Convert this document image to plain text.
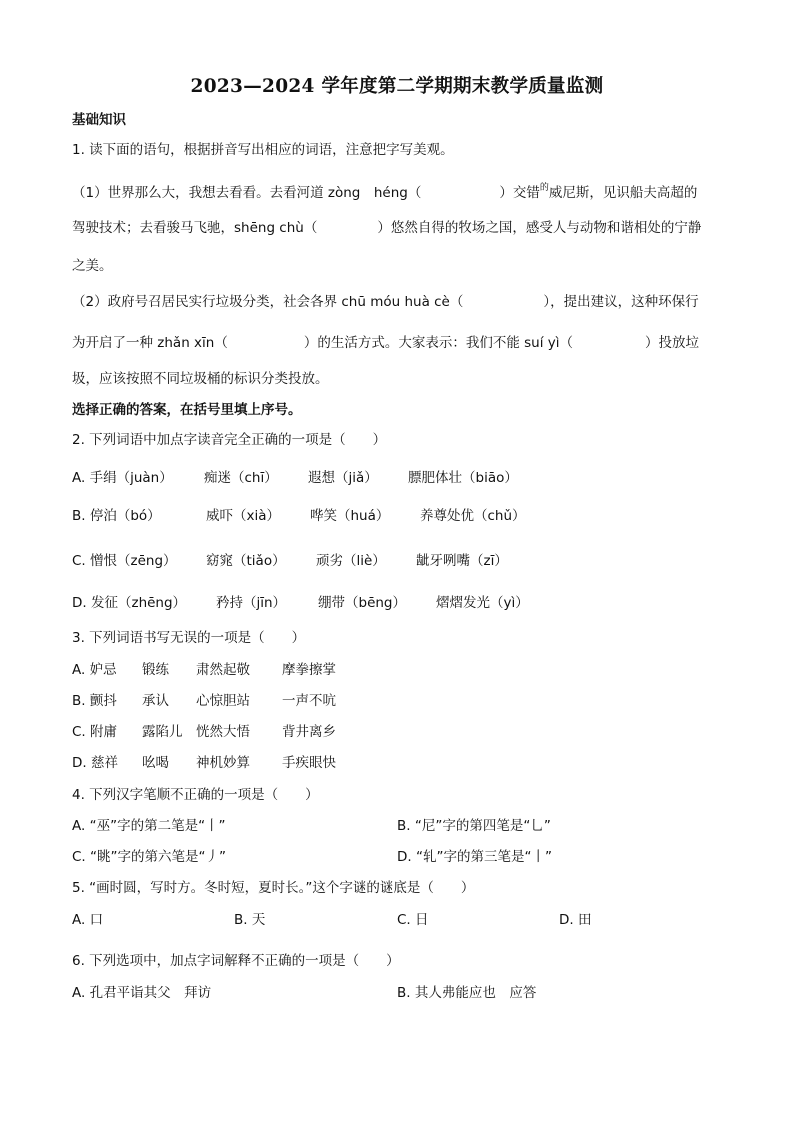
2023—2024 学年度第二学期期末教学质量监测
基础知识
1. 读下面的语句，根据拼音写出相应的词语，注意把字写美观。
（1）世界那么大，我想去看看。去看河道 zòng　héng（	）交错$^的$威尼斯，见识船夫高超的
驾驶技术；去看骏马飞驰，shēng chù（	）悠然自得的牧场之国，感受人与动物和谐相处的宁静
之美。
（2）政府号召居民实行垃圾分类，社会各界 chū móu huà cè（	），提出建议，这种环保行
为开启了一种 zhǎn xīn（	）的生活方式。大家表示：我们不能 suí yì（	）投放垃
圾，应该按照不同垃圾桶的标识分类投放。
选择正确的答案，在括号里填上序号。
2. 下列词语中加点字读音完全正确的一项是（　　）
A. 手绢（juàn） 痴迷（chī） 遐想（jiǎ） 膘肥体壮（biāo）
B. 停泊（bó）	威吓（xià） 哗笑（huá） 养尊处优（chǔ）
C. 憎恨（zēng） 窈窕（tiǎo） 顽劣（liè） 龇牙咧嘴（zī）
D. 发征（zhēng） 矜持（jīn） 绷带（bēng） 熠熠发光（yì）
3. 下列词语书写无误的一项是（　　）
A. 妒忌 锻练 肃然起敬 摩拳擦掌
B. 颤抖 承认 心惊胆站 一声不吭
C. 附庸 露陷儿 恍然大悟 背井离乡
D. 慈祥 吆喝 神机妙算 手疾眼快
4. 下列汉字笔顺不正确的一项是（　　）
A. “巫”字的第二笔是“丨”	B. “尼”字的第四笔是“乚”
C. “眺”字的第六笔是“丿”	D. “轧”字的第三笔是“丨”
5. “画时圆，写时方。冬时短，夏时长。”这个字谜的谜底是（　　）
A. 口	B. 天	C. 日	D. 田
6. 下列选项中，加点字词解释不正确的一项是（　　）
A. 孔君平诣其父　拜访	B. 其人弗能应也　应答
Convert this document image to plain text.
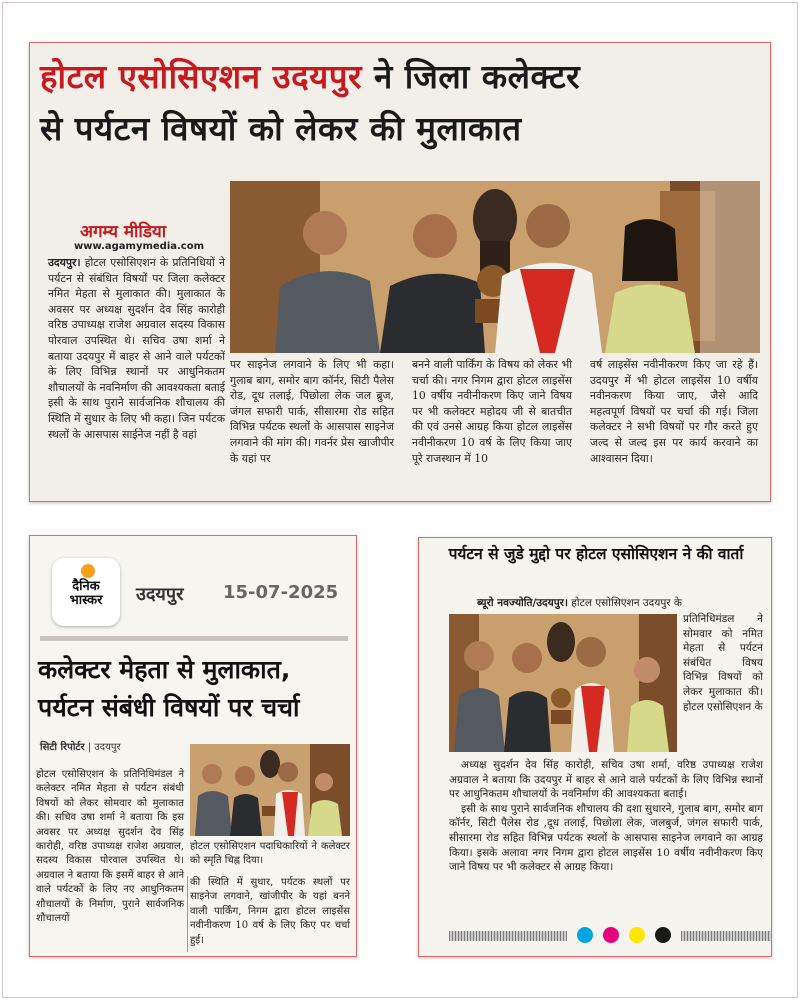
होटल एसोसिएशन उदयपुर ने जिला कलेक्टर
से पर्यटन विषयों को लेकर की मुलाकात
अगम्य मीडिया
www.agamymedia.com
उदयपुर। होटल एसोसिएशन के प्रतिनिधियों ने पर्यटन से संबंधित विषयों पर जिला कलेक्टर नमित मेहता से मुलाकात की। मुलाकात के अवसर पर अध्यक्ष सुदर्शन देव सिंह कारोही वरिष्ठ उपाध्यक्ष राजेश अग्रवाल सदस्य विकास पोरवाल उपस्थित थे। सचिव उषा शर्मा ने बताया उदयपुर में बाहर से आने वाले पर्यटकों के लिए विभिन्न स्थानों पर आधुनिकतम शौचालयों के नवनिर्माण की आवश्यकता बताई इसी के साथ पुराने सार्वजनिक शौचालय की स्थिति में सुधार के लिए भी कहा। जिन पर्यटक स्थलों के आसपास साईनेज नहीं है वहां
पर साइनेज लगवाने के लिए भी कहा। गुलाब बाग, समोर बाग कॉर्नर, सिटी पैलेस रोड, दूध तलाई, पिछोला लेक जल ब्रुज, जंगल सफारी पार्क, सीसारमा रोड सहित विभिन्न पर्यटक स्थलों के आसपास साइनेज लगवाने की मांग की। गवर्नर प्रेस खाजीपीर के यहां पर
बनने वाली पार्किंग के विषय को लेकर भी चर्चा की। नगर निगम द्वारा होटल लाइसेंस 10 वर्षीय नवीनीकरण किए जाने विषय पर भी कलेक्टर महोदय जी से बातचीत की एवं उनसे आग्रह किया होटल लाइसेंस नवीनीकरण 10 वर्ष के लिए किया जाए पूरे राजस्थान में 10
वर्ष लाइसेंस नवीनीकरण किए जा रहे हैं। उदयपुर में भी होटल लाइसेंस 10 वर्षीय नवीनकरण किया जाए, जैसे आदि महत्वपूर्ण विषयों पर चर्चा की गई। जिला कलेक्टर ने सभी विषयों पर गौर करते हुए जल्द से जल्द इस पर कार्य करवाने का आश्वासन दिया।
दैनिक भास्कर	उदयपुर 15-07-2025
कलेक्टर मेहता से मुलाकात, पर्यटन संबंधी विषयों पर चर्चा
सिटी रिपोर्टर | उदयपुर
होटल एसोसिएशन के प्रतिनिधिमंडल ने कलेक्टर नमित मेहता से पर्यटन संबंधी विषयों को लेकर सोमवार को मुलाकात की। सचिव उषा शर्मा ने बताया कि इस अवसर पर अध्यक्ष सुदर्शन देव सिंह कारोही, वरिष्ठ उपाध्यक्ष राजेश अग्रवाल, सदस्य विकास पोरवाल उपस्थित थे। अग्रवाल ने बताया कि इसमें बाहर से आने वाले पर्यटकों के लिए नए आधुनिकतम शौचालयों के निर्माण, पुराने सार्वजनिक शौचालयों
होटल एसोसिएशन पदाधिकारियों ने कलेक्टर को स्मृति चिह्न दिया।
की स्थिति में सुधार, पर्यटक स्थलों पर साइनेज लगवाने, खांजीपीर के यहां बनने वाली पार्किंग, निगम द्वारा होटल लाइसेंस नवीनीकरण 10 वर्ष के लिए किए पर चर्चा हुई।
पर्यटन से जुडे मुद्दो पर होटल एसोसिएशन ने की वार्ता
ब्यूरो नवज्योति/उदयपुर। होटल एसोसिएशन उदयपुर के
प्रतिनिधिमंडल ने सोमवार को नमित मेहता से पर्यटन संबंधित विषय विभिन्न विषयों को लेकर मुलाकात की। होटल एसोसिएशन के

अध्यक्ष सुदर्शन देव सिंह कारोही, सचिव उषा शर्मा, वरिष्ठ उपाध्यक्ष राजेश अग्रवाल ने बताया कि उदयपुर में बाहर से आने वाले पर्यटकों के लिए विभिन्न स्थानों पर आधुनिकतम शौचालयों के नवनिर्माण की आवश्यकता बताई।

इसी के साथ पुराने सार्वजनिक शौचालय की दशा सुधारने, गुलाब बाग, समोर बाग कॉर्नर, सिटी पैलेस रोड ,दूध तलाई, पिछोला लेक, जलबुर्ज, जंगल सफारी पार्क, सीसारमा रोड सहित विभिन्न पर्यटक स्थलों के आसपास साइनेज लगवाने का आग्रह किया। इसके अलावा नगर निगम द्वारा होटल लाइसेंस 10 वर्षीय नवीनीकरण किए जाने विषय पर भी कलेक्टर से आग्रह किया।
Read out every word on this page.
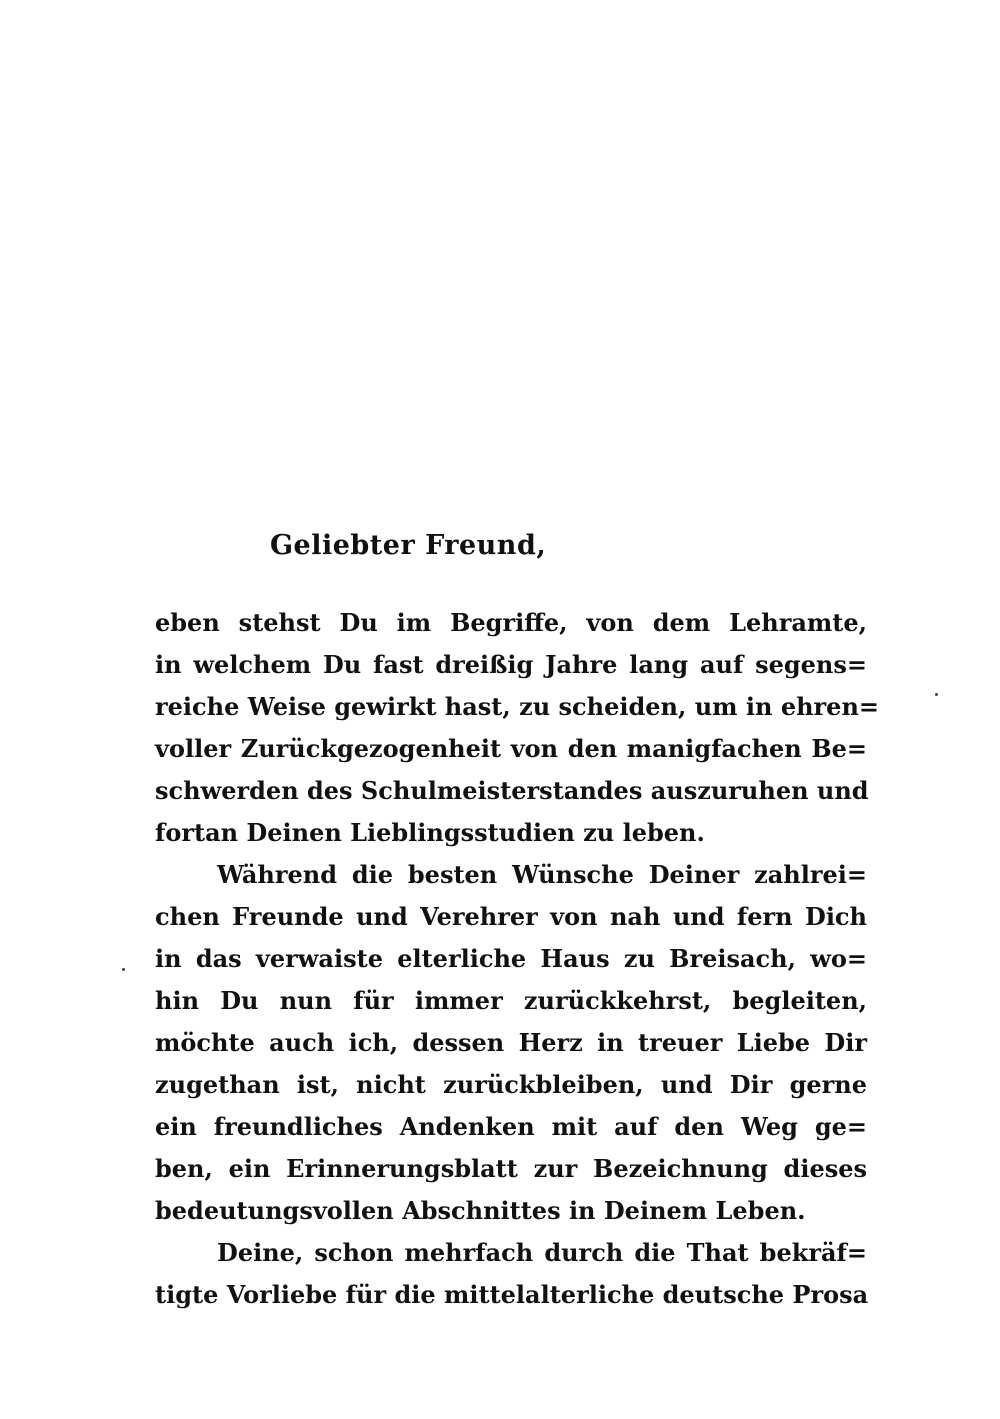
Geliebter Freund,
eben stehst Du im Begriffe, von dem Lehramte,
in welchem Du fast dreißig Jahre lang auf segens=
reiche Weise gewirkt hast, zu scheiden, um in ehren=
voller Zurückgezogenheit von den manigfachen Be=
schwerden des Schulmeisterstandes auszuruhen und
fortan Deinen Lieblingsstudien zu leben.
Während die besten Wünsche Deiner zahlrei=
chen Freunde und Verehrer von nah und fern Dich
in das verwaiste elterliche Haus zu Breisach, wo=
hin Du nun für immer zurückkehrst, begleiten,
möchte auch ich, dessen Herz in treuer Liebe Dir
zugethan ist, nicht zurückbleiben, und Dir gerne
ein freundliches Andenken mit auf den Weg ge=
ben, ein Erinnerungsblatt zur Bezeichnung dieses
bedeutungsvollen Abschnittes in Deinem Leben.
Deine, schon mehrfach durch die That bekräf=
tigte Vorliebe für die mittelalterliche deutsche Prosa
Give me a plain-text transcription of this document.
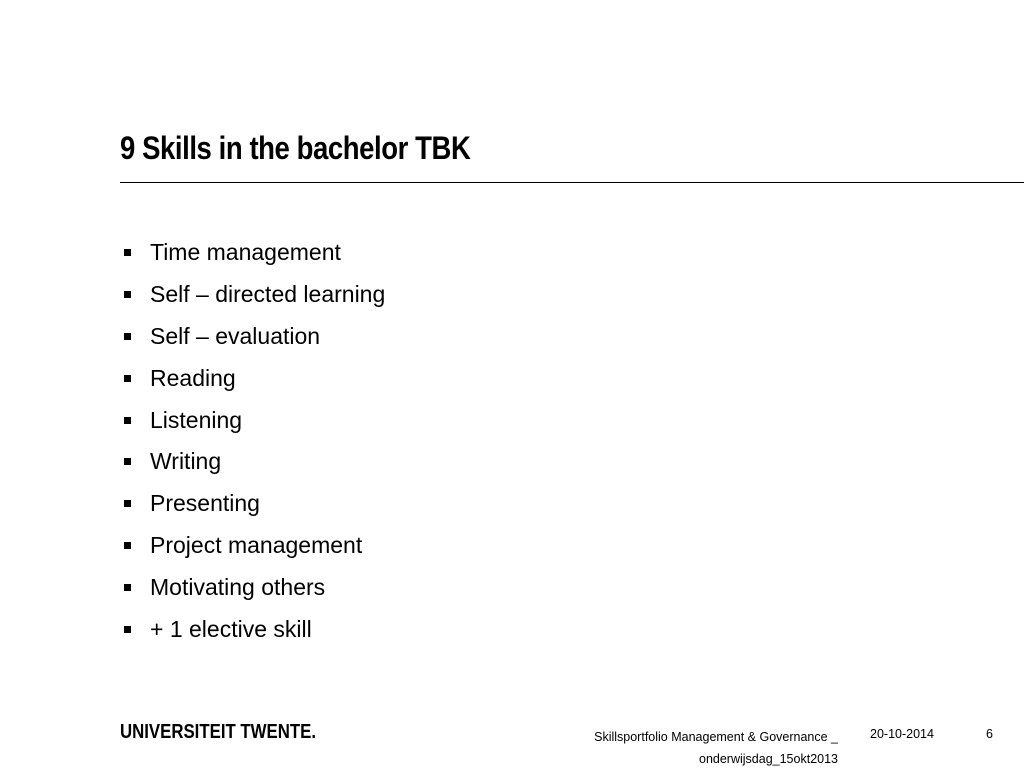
9 Skills in the bachelor TBK
Time management
Self – directed learning
Self – evaluation
Reading
Listening
Writing
Presenting
Project management
Motivating others
+ 1 elective skill
UNIVERSITEIT TWENTE.	Skillsportfolio Management & Governance _
onderwijsdag_15okt2013
20-10-2014	6
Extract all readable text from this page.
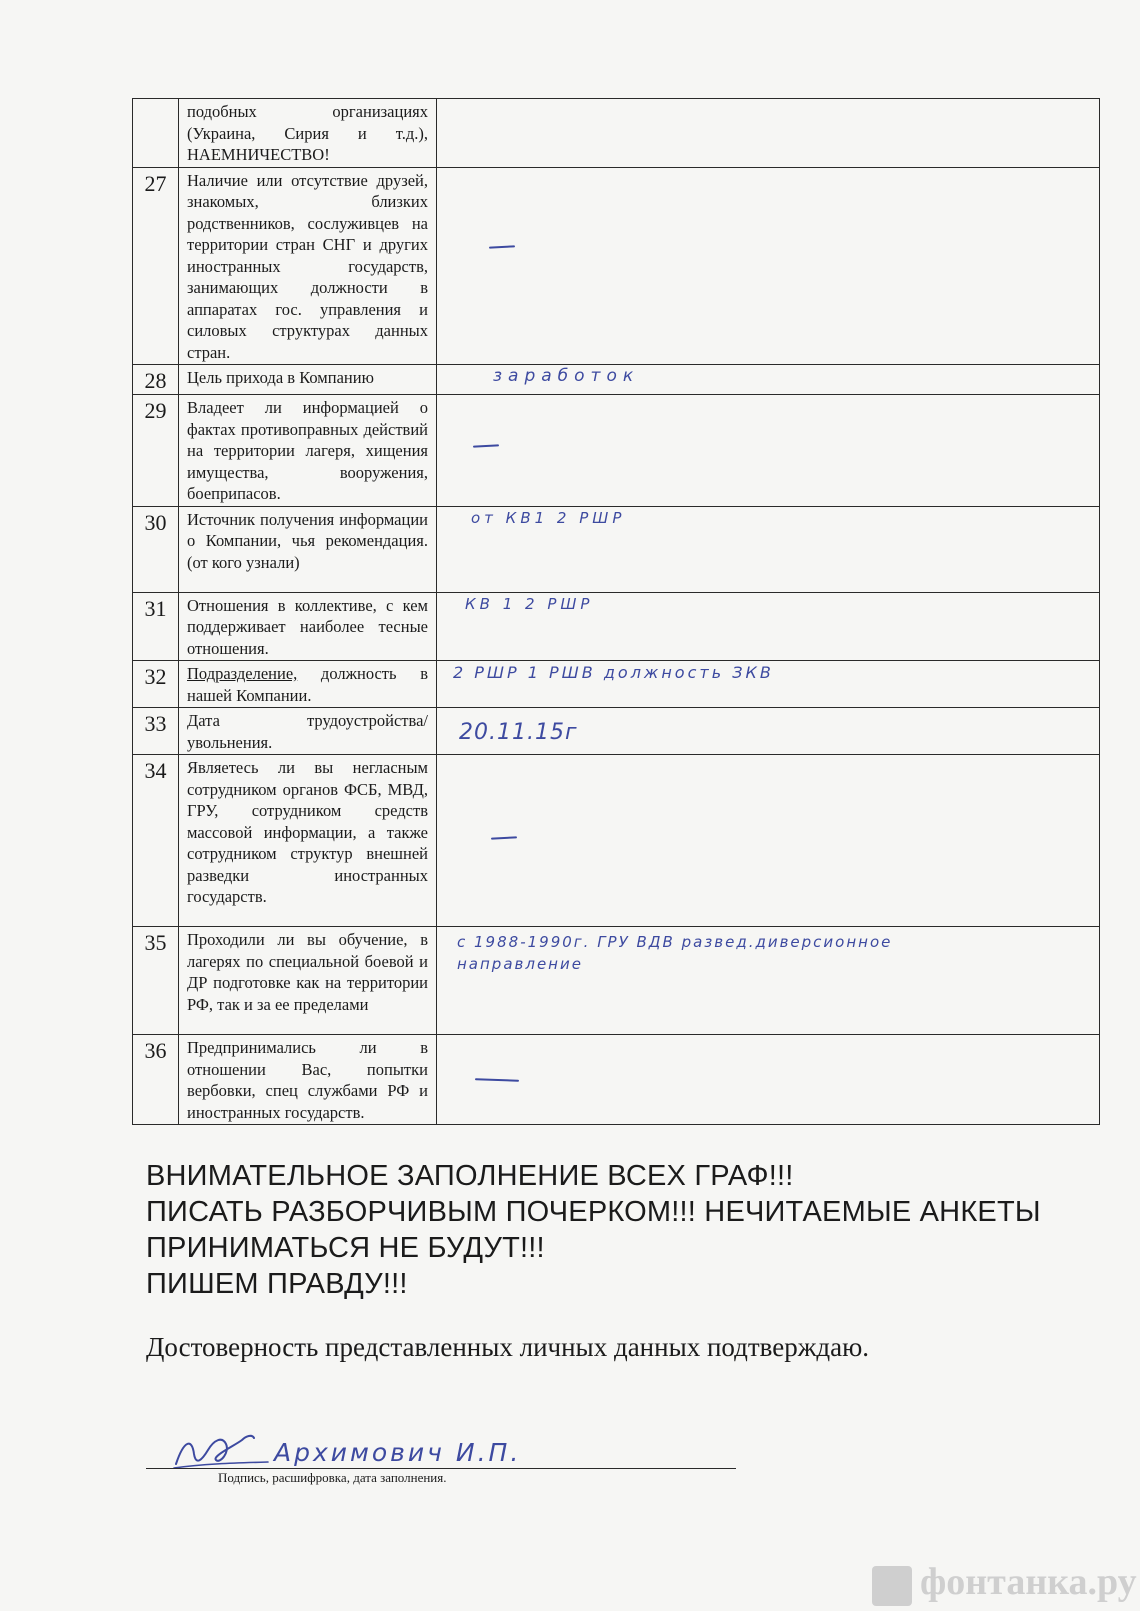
	подобных организациях (Украина, Сирия и т.д.), НАЕМНИЧЕСТВО!	
27	Наличие или отсутствие друзей, знакомых, близких родственников, сослуживцев на территории стран СНГ и других иностранных государств, занимающих должности в аппаратах гос. управления и силовых структурах данных стран.	

28	Цель прихода в Компанию	заработок

29	Владеет ли информацией о фактах противоправных действий на территории лагеря, хищения имущества, вооружения, боеприпасов.	

30	Источник получения информации о Компании, чья рекомендация. (от кого узнали)	от КВ1 2 РШР

31	Отношения в коллективе, с кем поддерживает наиболее тесные отношения.	КВ 1 2 РШР

32	Подразделение, должность в нашей Компании.	2 РШР 1 РШВ должность ЗКВ

33	Дата трудоустройства/увольнения.	20.11.15г

34	Являетесь ли вы негласным сотрудником органов ФСБ, МВД, ГРУ, сотрудником средств массовой информации, а также сотрудником структур внешней разведки иностранных государств.	

35	Проходили ли вы обучение, в лагерях по специальной боевой и ДР подготовке как на территории РФ, так и за ее пределами	с 1988-1990г. ГРУ ВДВ развед.диверсионное направление

36	Предпринимались ли в отношении Вас, попытки вербовки, спец службами РФ и иностранных государств.	
ВНИМАТЕЛЬНОЕ ЗАПОЛНЕНИЕ ВСЕХ ГРАФ!!!
ПИСАТЬ РАЗБОРЧИВЫМ ПОЧЕРКОМ!!! НЕЧИТАЕМЫЕ АНКЕТЫ
ПРИНИМАТЬСЯ НЕ БУДУТ!!!
ПИШЕМ ПРАВДУ!!!
Достоверность представленных личных данных подтверждаю.
Архимович И.П.
Подпись, расшифровка, дата заполнения.
фонтанка.ру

THE REQUEST:
Pick out every line with the string "Компании" and copy it.

RESULT OF THIS EXERCISE:
30	Источник получения информации о Компании, чья рекомендация. (от кого узнали)	от КВ1 2 РШР
32	Подразделение, должность в нашей Компании.	2 РШР 1 РШВ должность ЗКВ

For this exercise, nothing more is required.